==== Data listing

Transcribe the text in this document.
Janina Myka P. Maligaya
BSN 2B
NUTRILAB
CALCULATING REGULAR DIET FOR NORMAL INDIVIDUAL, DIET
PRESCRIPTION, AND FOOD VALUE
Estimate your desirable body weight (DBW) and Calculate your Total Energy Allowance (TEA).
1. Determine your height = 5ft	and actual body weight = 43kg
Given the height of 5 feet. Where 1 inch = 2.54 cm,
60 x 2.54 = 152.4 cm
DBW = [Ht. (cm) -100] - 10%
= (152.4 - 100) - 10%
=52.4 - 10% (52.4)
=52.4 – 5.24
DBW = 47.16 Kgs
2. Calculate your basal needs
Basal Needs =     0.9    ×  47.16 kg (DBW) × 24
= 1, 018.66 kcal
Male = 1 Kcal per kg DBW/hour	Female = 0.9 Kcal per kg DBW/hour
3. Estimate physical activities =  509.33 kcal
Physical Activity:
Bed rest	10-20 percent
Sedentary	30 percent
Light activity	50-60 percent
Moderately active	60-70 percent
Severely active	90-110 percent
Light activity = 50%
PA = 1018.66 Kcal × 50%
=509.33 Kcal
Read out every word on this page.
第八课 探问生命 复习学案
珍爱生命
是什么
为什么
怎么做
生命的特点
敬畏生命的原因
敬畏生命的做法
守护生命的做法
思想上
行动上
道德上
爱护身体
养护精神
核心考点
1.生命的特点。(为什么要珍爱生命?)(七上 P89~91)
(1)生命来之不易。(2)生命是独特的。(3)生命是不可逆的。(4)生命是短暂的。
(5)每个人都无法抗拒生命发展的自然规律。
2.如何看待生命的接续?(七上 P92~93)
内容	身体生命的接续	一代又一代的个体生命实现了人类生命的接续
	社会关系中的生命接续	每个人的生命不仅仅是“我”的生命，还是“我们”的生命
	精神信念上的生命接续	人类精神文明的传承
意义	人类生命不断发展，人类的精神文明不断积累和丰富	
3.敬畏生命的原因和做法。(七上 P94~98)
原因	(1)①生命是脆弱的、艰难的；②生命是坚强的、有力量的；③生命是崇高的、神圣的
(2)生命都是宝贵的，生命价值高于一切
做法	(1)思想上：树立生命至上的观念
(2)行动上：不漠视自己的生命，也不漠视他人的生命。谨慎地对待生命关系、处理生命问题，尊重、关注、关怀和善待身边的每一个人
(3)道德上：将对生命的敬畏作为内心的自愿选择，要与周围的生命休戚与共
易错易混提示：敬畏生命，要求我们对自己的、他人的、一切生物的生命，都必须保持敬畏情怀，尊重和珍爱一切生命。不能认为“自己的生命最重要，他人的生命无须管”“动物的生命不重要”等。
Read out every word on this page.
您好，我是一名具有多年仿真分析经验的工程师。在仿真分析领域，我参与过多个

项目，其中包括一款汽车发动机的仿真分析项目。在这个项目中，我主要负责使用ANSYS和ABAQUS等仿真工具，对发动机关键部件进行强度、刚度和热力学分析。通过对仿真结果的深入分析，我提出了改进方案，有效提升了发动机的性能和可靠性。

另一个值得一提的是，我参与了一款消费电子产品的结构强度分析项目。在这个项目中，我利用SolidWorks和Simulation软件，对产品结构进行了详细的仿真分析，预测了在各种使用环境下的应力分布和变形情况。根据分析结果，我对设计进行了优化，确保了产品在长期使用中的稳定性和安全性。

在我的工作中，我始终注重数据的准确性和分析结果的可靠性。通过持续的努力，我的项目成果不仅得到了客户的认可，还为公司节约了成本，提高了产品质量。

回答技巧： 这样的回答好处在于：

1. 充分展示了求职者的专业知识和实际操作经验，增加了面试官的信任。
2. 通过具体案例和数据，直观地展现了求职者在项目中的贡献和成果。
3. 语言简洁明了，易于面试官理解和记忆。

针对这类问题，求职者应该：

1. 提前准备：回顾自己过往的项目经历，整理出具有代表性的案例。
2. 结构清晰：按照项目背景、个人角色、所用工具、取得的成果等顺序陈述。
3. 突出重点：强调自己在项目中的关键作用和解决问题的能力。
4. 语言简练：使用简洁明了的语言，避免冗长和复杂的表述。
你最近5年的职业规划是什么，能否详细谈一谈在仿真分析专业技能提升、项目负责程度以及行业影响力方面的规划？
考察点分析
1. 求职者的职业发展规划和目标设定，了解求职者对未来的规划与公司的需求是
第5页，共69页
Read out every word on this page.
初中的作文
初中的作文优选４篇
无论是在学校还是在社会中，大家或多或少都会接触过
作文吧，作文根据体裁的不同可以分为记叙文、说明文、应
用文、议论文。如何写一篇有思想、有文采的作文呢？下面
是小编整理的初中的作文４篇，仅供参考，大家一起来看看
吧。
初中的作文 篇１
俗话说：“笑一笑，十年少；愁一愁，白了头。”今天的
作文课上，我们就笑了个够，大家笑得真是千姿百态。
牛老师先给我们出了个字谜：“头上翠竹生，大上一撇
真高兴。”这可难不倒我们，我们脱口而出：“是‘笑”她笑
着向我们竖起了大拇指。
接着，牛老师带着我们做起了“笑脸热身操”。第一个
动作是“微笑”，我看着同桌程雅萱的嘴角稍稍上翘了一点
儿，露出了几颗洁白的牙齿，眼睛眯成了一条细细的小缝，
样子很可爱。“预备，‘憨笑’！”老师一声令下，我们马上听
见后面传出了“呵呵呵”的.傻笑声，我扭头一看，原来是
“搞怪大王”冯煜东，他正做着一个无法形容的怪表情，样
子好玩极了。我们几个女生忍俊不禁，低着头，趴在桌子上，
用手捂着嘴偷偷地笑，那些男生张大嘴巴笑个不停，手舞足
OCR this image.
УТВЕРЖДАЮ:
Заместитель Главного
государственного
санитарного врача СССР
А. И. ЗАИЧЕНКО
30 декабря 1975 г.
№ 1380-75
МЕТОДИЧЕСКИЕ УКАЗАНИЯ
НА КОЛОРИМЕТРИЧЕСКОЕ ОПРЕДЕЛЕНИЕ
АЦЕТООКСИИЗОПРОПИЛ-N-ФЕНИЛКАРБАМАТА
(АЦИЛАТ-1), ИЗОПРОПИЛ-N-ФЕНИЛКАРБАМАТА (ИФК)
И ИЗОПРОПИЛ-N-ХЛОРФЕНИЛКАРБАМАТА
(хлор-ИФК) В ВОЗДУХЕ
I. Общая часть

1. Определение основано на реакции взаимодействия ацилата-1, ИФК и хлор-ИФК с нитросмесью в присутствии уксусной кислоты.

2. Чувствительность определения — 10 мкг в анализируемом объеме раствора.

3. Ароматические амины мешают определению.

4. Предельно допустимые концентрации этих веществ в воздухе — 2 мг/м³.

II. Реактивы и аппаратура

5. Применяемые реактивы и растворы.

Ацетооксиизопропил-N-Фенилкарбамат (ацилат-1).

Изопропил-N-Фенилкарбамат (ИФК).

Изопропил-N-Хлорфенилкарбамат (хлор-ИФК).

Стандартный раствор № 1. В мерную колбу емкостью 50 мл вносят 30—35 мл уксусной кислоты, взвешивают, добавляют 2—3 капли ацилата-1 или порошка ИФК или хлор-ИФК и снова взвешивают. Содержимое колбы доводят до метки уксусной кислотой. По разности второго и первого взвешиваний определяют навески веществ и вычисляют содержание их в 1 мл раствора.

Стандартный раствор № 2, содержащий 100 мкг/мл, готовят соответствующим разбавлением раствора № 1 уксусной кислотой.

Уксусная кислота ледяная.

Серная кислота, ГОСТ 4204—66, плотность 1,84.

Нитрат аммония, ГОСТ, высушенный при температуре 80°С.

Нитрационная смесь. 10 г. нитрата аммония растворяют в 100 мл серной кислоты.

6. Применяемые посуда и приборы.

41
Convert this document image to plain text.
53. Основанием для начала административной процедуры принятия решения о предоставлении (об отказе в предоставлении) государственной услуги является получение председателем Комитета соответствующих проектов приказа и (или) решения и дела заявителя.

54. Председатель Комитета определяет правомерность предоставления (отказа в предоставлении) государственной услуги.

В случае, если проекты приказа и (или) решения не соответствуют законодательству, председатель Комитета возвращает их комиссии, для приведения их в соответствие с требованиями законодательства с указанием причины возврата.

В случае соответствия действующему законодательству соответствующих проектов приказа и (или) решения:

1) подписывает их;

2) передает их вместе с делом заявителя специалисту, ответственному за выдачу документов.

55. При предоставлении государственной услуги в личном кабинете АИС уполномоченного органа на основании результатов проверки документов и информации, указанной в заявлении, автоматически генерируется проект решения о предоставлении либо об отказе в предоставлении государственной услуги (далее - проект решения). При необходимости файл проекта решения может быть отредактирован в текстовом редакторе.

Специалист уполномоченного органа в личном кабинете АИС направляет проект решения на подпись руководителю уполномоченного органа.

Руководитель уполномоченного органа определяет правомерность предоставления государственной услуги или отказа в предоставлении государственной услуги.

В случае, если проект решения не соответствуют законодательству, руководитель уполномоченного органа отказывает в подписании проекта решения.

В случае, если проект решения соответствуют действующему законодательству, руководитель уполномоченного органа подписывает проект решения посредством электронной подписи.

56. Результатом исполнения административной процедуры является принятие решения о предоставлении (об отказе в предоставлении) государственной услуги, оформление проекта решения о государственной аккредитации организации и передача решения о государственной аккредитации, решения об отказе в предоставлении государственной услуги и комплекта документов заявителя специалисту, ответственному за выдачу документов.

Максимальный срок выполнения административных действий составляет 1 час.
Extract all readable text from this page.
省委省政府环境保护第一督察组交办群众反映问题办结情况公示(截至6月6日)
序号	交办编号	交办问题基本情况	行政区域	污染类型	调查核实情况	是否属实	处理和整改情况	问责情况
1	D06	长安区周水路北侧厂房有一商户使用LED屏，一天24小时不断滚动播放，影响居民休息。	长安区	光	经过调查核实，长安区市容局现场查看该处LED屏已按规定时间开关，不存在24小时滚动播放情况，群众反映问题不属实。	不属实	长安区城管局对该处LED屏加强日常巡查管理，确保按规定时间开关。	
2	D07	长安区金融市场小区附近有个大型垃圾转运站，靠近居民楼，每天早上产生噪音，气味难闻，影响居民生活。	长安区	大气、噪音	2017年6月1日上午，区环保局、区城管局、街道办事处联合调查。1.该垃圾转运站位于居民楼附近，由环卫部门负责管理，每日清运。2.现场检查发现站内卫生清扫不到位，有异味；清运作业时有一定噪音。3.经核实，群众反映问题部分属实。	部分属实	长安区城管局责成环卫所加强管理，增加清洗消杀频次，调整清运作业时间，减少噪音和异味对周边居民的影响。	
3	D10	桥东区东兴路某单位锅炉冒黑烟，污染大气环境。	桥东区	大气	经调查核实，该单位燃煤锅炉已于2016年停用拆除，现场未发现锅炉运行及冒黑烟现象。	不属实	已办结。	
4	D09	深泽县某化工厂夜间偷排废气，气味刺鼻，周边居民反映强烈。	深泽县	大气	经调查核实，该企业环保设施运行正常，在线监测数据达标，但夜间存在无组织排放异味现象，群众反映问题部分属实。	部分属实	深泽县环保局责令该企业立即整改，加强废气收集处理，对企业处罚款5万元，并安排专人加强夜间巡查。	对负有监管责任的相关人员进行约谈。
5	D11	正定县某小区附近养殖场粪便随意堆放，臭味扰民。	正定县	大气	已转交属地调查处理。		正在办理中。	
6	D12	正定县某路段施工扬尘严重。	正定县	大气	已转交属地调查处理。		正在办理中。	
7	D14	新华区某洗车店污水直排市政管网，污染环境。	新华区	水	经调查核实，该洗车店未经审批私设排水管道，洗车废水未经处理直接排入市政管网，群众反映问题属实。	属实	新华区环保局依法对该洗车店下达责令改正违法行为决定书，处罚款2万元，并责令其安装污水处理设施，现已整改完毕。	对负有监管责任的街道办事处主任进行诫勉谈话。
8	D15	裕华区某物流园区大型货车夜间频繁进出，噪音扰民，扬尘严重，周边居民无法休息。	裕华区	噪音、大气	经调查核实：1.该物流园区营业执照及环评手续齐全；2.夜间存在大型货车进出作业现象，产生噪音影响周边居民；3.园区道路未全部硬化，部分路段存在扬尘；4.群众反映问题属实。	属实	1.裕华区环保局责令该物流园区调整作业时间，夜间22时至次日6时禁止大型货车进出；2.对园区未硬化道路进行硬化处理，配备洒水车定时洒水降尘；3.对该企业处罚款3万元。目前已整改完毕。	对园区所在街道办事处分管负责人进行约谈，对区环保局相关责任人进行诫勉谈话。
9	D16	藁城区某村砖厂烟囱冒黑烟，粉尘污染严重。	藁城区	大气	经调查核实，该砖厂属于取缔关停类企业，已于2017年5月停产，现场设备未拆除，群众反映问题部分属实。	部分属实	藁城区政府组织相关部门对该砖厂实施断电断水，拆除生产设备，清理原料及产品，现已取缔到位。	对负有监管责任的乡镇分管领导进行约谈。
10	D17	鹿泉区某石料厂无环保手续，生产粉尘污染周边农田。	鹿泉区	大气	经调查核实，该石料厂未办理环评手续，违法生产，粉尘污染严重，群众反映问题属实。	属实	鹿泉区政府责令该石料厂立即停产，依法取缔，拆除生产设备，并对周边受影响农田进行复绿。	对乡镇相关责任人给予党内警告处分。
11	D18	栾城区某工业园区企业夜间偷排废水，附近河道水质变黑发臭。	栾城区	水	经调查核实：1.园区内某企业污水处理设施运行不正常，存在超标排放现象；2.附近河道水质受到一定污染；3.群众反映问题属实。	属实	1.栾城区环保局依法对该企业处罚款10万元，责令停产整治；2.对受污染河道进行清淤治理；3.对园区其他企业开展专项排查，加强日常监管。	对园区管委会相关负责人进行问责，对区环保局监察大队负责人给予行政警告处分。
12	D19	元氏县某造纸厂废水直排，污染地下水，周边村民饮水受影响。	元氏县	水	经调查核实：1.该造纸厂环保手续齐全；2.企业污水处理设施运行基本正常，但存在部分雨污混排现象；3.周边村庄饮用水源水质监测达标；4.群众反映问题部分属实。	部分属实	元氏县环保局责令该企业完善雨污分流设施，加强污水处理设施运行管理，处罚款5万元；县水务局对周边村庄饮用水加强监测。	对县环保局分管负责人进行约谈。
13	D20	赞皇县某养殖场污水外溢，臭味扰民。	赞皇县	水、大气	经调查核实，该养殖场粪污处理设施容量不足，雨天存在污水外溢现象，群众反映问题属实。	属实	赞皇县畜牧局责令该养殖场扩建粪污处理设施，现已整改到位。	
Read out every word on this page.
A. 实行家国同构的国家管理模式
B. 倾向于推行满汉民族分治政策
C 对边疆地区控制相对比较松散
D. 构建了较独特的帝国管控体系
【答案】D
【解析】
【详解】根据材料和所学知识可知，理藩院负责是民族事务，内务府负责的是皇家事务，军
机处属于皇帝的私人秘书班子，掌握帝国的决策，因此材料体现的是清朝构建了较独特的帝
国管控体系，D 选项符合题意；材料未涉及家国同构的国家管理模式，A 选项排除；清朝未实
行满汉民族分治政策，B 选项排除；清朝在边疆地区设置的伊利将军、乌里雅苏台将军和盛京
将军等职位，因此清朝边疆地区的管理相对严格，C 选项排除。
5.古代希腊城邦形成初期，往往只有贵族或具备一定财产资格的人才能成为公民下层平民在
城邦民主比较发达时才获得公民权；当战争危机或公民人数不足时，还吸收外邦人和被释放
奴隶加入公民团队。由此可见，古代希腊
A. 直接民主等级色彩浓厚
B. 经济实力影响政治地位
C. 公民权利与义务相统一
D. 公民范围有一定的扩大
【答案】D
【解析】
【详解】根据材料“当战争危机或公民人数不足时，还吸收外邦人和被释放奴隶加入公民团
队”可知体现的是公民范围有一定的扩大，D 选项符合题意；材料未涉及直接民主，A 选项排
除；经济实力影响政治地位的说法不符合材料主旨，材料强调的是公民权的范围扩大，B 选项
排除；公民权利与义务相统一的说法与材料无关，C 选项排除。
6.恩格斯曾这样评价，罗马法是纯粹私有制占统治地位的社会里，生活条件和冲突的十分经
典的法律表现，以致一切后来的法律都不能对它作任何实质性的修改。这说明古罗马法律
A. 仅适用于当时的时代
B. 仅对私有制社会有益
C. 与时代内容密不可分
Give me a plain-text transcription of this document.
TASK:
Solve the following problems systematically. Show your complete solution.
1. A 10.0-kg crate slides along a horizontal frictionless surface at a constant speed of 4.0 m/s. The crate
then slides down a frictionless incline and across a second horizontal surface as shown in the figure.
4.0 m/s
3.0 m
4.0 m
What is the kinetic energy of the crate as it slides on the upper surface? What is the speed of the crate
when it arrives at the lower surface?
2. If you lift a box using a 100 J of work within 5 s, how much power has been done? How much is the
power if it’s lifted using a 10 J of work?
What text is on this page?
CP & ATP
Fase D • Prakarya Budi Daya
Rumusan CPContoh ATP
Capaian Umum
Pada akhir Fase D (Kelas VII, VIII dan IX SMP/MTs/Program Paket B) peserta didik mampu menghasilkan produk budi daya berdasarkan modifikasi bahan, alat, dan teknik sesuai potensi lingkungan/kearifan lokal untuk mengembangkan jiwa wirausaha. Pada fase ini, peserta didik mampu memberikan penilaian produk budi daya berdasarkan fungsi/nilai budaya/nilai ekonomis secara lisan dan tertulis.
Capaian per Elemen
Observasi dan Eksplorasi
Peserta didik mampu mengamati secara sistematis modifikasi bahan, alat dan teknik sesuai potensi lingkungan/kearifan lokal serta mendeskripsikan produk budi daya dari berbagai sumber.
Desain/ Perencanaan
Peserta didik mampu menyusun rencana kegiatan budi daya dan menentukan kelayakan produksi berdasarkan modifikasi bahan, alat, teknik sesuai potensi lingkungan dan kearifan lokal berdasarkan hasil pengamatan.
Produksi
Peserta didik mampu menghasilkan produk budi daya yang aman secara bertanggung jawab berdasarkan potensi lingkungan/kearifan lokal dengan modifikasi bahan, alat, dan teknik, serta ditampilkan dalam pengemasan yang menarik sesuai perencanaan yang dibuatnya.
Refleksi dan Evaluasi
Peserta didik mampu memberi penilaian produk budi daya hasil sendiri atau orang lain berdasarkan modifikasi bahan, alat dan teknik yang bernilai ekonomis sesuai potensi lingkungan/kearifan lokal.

========

◆ **Objective**
For the entries above, count the lines that contain the string "yang", and state that number without further comment.

◆ **Output for this exercise**
2